● Work to complete
For every line in the records that has the word "adaptável", make a copy.

-- start Data lines --

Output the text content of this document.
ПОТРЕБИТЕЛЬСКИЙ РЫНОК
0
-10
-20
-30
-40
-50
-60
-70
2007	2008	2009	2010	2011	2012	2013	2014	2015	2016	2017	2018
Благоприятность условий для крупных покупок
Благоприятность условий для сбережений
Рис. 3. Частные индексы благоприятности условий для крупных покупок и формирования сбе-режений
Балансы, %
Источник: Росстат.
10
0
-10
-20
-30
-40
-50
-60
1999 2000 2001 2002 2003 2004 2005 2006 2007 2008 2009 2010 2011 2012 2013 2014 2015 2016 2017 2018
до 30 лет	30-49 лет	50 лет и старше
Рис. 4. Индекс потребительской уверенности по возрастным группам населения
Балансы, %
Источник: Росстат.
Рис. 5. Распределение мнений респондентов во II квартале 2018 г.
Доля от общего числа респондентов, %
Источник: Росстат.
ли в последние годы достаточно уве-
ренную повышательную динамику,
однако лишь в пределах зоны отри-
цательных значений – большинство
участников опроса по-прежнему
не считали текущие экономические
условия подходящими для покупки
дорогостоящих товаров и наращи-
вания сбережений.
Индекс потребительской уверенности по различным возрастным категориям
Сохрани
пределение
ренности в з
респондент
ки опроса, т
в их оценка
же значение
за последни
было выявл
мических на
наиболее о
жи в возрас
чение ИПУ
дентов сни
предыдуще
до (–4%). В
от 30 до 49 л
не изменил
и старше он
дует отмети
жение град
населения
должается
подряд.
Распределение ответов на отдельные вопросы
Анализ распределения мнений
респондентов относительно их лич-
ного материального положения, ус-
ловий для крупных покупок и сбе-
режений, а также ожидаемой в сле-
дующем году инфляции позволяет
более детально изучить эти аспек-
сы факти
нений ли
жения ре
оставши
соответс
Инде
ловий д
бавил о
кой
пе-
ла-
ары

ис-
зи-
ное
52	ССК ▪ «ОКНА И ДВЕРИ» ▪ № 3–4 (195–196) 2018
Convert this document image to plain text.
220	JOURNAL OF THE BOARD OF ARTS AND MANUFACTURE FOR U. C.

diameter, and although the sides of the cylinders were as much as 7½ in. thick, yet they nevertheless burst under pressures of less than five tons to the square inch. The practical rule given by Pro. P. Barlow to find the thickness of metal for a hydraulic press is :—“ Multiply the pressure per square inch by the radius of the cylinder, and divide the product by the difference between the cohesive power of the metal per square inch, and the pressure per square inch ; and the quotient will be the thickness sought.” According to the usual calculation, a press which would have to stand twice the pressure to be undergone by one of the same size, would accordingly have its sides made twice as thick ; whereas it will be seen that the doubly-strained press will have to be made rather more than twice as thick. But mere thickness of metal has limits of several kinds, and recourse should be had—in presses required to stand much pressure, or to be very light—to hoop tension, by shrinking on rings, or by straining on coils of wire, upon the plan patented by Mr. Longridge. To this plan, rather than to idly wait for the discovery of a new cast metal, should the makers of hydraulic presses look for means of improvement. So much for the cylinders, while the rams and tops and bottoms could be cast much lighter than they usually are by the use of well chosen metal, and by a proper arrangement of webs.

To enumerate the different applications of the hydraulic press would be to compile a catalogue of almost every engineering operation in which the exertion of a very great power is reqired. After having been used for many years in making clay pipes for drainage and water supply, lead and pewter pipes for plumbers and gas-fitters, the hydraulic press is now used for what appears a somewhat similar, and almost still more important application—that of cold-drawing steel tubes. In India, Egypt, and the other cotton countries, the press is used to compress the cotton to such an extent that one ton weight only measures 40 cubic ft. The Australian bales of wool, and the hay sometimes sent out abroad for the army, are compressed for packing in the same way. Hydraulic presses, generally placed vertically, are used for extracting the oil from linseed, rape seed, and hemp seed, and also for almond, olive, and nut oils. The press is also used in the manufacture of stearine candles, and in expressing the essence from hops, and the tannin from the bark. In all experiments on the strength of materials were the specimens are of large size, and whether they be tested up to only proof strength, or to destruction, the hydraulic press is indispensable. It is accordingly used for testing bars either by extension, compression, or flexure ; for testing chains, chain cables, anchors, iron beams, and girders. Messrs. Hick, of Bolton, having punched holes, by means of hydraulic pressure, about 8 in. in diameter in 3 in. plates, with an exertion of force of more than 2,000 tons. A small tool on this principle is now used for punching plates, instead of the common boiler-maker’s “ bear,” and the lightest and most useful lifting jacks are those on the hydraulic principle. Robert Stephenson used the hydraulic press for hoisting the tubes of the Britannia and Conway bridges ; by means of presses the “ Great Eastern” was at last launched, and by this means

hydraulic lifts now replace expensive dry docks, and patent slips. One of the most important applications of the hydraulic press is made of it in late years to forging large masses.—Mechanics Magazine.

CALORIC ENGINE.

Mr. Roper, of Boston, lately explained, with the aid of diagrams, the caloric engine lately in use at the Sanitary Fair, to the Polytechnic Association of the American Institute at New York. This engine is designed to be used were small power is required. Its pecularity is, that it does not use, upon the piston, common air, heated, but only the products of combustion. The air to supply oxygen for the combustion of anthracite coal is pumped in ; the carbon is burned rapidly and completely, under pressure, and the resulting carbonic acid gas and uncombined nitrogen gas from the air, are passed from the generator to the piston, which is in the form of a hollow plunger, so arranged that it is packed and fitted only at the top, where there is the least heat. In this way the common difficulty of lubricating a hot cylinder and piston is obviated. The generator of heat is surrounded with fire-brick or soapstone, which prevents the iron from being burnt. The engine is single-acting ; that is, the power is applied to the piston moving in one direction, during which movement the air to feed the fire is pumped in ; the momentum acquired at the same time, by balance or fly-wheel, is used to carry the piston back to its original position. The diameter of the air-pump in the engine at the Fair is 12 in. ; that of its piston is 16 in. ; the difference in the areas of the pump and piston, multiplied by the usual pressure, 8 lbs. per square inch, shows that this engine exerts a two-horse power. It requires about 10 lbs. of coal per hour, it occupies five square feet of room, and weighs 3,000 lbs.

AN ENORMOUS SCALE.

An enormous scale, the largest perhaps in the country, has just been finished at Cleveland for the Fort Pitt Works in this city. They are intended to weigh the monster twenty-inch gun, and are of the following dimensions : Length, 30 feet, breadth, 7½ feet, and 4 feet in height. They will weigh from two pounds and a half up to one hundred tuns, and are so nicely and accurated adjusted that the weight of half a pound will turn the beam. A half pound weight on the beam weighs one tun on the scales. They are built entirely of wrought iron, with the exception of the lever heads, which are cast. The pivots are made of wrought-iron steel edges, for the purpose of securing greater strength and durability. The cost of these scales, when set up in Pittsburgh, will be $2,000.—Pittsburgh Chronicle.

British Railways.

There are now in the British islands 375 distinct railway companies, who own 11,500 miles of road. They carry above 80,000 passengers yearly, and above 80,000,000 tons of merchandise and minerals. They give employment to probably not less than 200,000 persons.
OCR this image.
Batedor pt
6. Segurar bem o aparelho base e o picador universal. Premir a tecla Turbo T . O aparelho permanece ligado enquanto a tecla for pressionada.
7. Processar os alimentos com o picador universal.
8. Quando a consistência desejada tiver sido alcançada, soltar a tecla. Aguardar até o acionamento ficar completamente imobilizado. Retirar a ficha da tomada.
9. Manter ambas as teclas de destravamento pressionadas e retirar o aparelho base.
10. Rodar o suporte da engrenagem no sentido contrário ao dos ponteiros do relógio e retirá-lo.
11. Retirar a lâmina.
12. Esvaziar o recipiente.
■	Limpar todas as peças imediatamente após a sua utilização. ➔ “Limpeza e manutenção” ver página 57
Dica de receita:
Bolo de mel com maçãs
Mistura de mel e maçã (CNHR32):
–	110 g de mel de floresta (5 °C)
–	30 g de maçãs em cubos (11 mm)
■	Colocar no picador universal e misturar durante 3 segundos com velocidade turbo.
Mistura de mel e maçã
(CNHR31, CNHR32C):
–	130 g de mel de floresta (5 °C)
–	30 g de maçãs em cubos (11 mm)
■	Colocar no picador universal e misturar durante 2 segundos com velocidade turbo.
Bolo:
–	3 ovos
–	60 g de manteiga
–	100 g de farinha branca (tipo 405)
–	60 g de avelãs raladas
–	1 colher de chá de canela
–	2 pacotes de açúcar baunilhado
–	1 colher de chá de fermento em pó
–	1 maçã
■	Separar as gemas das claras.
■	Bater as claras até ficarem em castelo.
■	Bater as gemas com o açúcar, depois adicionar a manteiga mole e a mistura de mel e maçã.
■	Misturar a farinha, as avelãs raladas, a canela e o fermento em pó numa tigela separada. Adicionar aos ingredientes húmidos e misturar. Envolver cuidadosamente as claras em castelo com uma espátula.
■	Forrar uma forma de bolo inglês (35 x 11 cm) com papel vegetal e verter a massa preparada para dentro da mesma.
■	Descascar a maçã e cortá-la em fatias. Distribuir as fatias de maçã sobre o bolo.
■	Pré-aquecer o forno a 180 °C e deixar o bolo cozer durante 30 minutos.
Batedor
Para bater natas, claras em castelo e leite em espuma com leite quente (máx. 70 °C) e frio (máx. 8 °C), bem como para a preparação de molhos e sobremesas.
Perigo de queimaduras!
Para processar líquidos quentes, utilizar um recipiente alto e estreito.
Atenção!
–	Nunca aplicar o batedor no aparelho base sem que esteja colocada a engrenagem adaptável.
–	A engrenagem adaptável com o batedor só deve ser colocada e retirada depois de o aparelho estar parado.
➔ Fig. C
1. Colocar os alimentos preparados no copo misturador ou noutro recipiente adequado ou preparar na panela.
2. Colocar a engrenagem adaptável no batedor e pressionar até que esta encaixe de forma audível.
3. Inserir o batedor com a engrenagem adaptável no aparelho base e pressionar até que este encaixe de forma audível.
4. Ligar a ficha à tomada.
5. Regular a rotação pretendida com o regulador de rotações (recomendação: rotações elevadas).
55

-- end Data lines --

● Answer for this exercise
–	Nunca aplicar o batedor no aparelho base sem que esteja colocada a engrenagem adaptável.
–	A engrenagem adaptável com o batedor só deve ser colocada e retirada depois de o aparelho estar parado.
2. Colocar a engrenagem adaptável no batedor e pressionar até que esta encaixe de forma audível.
3. Inserir o batedor com a engrenagem adaptável no aparelho base e pressionar até que este encaixe de forma audível.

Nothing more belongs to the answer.